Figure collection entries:
START

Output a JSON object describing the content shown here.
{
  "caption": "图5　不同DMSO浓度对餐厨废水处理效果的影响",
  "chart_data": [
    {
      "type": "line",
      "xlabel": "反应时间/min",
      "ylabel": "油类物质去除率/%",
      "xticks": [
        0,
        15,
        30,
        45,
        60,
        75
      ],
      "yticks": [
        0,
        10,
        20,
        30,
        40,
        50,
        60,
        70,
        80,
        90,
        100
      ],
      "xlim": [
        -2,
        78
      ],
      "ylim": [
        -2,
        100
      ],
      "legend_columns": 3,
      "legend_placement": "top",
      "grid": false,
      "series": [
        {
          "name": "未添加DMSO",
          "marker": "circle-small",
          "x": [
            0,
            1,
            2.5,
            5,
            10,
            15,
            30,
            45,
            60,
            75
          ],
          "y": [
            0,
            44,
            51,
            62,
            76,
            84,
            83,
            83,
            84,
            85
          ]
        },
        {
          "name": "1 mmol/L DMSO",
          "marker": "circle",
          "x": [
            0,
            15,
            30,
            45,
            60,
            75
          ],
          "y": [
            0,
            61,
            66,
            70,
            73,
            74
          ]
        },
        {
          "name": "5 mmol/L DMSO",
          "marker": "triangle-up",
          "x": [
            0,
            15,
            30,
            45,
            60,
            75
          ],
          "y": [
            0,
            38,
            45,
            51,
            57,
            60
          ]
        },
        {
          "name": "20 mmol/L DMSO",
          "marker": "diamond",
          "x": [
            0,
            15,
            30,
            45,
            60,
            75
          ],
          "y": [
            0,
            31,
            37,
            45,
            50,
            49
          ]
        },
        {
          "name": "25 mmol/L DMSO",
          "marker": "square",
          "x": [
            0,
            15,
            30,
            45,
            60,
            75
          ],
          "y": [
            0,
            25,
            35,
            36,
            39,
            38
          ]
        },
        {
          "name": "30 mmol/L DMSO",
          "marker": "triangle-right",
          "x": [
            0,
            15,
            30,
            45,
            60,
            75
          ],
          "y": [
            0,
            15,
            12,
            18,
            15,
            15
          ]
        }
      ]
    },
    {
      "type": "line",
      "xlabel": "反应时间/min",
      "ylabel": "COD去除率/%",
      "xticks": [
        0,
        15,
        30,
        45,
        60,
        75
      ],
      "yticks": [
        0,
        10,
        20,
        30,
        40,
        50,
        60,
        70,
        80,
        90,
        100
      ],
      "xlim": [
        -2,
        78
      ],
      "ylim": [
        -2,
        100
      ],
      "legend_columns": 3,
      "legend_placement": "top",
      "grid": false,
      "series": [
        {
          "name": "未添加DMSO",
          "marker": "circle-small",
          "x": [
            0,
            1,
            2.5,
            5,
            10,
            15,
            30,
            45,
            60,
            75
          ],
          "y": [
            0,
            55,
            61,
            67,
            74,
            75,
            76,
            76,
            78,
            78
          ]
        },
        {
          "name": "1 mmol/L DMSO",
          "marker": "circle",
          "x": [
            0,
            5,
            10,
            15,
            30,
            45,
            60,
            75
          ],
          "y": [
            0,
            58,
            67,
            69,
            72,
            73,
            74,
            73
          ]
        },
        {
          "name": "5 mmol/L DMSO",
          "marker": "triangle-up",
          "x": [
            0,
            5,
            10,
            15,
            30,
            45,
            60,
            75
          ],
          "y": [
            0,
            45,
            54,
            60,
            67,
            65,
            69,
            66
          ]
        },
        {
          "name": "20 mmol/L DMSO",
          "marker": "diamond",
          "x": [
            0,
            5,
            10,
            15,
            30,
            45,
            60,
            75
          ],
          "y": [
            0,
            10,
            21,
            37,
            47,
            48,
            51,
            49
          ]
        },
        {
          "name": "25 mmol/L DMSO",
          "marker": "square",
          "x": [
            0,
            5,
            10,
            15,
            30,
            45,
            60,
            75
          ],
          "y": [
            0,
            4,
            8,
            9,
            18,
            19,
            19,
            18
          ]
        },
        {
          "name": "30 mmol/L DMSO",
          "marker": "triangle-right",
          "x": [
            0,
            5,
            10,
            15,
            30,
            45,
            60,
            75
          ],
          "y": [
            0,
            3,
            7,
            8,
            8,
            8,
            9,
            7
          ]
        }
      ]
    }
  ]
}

END

Task description:
Give back all the records exactly as they stand.

Answer to this exercise:
Output a JSON object describing the content shown here.
{
  "caption": "图5　不同DMSO浓度对餐厨废水处理效果的影响",
  "chart_data": [
    {
      "type": "line",
      "xlabel": "反应时间/min",
      "ylabel": "油类物质去除率/%",
      "xticks": [
        0,
        15,
        30,
        45,
        60,
        75
      ],
      "yticks": [
        0,
        10,
        20,
        30,
        40,
        50,
        60,
        70,
        80,
        90,
        100
      ],
      "xlim": [
        -2,
        78
      ],
      "ylim": [
        -2,
        100
      ],
      "legend_columns": 3,
      "legend_placement": "top",
      "grid": false,
      "series": [
        {
          "name": "未添加DMSO",
          "marker": "circle-small",
          "x": [
            0,
            1,
            2.5,
            5,
            10,
            15,
            30,
            45,
            60,
            75
          ],
          "y": [
            0,
            44,
            51,
            62,
            76,
            84,
            83,
            83,
            84,
            85
          ]
        },
        {
          "name": "1 mmol/L DMSO",
          "marker": "circle",
          "x": [
            0,
            15,
            30,
            45,
            60,
            75
          ],
          "y": [
            0,
            61,
            66,
            70,
            73,
            74
          ]
        },
        {
          "name": "5 mmol/L DMSO",
          "marker": "triangle-up",
          "x": [
            0,
            15,
            30,
            45,
            60,
            75
          ],
          "y": [
            0,
            38,
            45,
            51,
            57,
            60
          ]
        },
        {
          "name": "20 mmol/L DMSO",
          "marker": "diamond",
          "x": [
            0,
            15,
            30,
            45,
            60,
            75
          ],
          "y": [
            0,
            31,
            37,
            45,
            50,
            49
          ]
        },
        {
          "name": "25 mmol/L DMSO",
          "marker": "square",
          "x": [
            0,
            15,
            30,
            45,
            60,
            75
          ],
          "y": [
            0,
            25,
            35,
            36,
            39,
            38
          ]
        },
        {
          "name": "30 mmol/L DMSO",
          "marker": "triangle-right",
          "x": [
            0,
            15,
            30,
            45,
            60,
            75
          ],
          "y": [
            0,
            15,
            12,
            18,
            15,
            15
          ]
        }
      ]
    },
    {
      "type": "line",
      "xlabel": "反应时间/min",
      "ylabel": "COD去除率/%",
      "xticks": [
        0,
        15,
        30,
        45,
        60,
        75
      ],
      "yticks": [
        0,
        10,
        20,
        30,
        40,
        50,
        60,
        70,
        80,
        90,
        100
      ],
      "xlim": [
        -2,
        78
      ],
      "ylim": [
        -2,
        100
      ],
      "legend_columns": 3,
      "legend_placement": "top",
      "grid": false,
      "series": [
        {
          "name": "未添加DMSO",
          "marker": "circle-small",
          "x": [
            0,
            1,
            2.5,
            5,
            10,
            15,
            30,
            45,
            60,
            75
          ],
          "y": [
            0,
            55,
            61,
            67,
            74,
            75,
            76,
            76,
            78,
            78
          ]
        },
        {
          "name": "1 mmol/L DMSO",
          "marker": "circle",
          "x": [
            0,
            5,
            10,
            15,
            30,
            45,
            60,
            75
          ],
          "y": [
            0,
            58,
            67,
            69,
            72,
            73,
            74,
            73
          ]
        },
        {
          "name": "5 mmol/L DMSO",
          "marker": "triangle-up",
          "x": [
            0,
            5,
            10,
            15,
            30,
            45,
            60,
            75
          ],
          "y": [
            0,
            45,
            54,
            60,
            67,
            65,
            69,
            66
          ]
        },
        {
          "name": "20 mmol/L DMSO",
          "marker": "diamond",
          "x": [
            0,
            5,
            10,
            15,
            30,
            45,
            60,
            75
          ],
          "y": [
            0,
            10,
            21,
            37,
            47,
            48,
            51,
            49
          ]
        },
        {
          "name": "25 mmol/L DMSO",
          "marker": "square",
          "x": [
            0,
            5,
            10,
            15,
            30,
            45,
            60,
            75
          ],
          "y": [
            0,
            4,
            8,
            9,
            18,
            19,
            19,
            18
          ]
        },
        {
          "name": "30 mmol/L DMSO",
          "marker": "triangle-right",
          "x": [
            0,
            5,
            10,
            15,
            30,
            45,
            60,
            75
          ],
          "y": [
            0,
            3,
            7,
            8,
            8,
            8,
            9,
            7
          ]
        }
      ]
    }
  ]
}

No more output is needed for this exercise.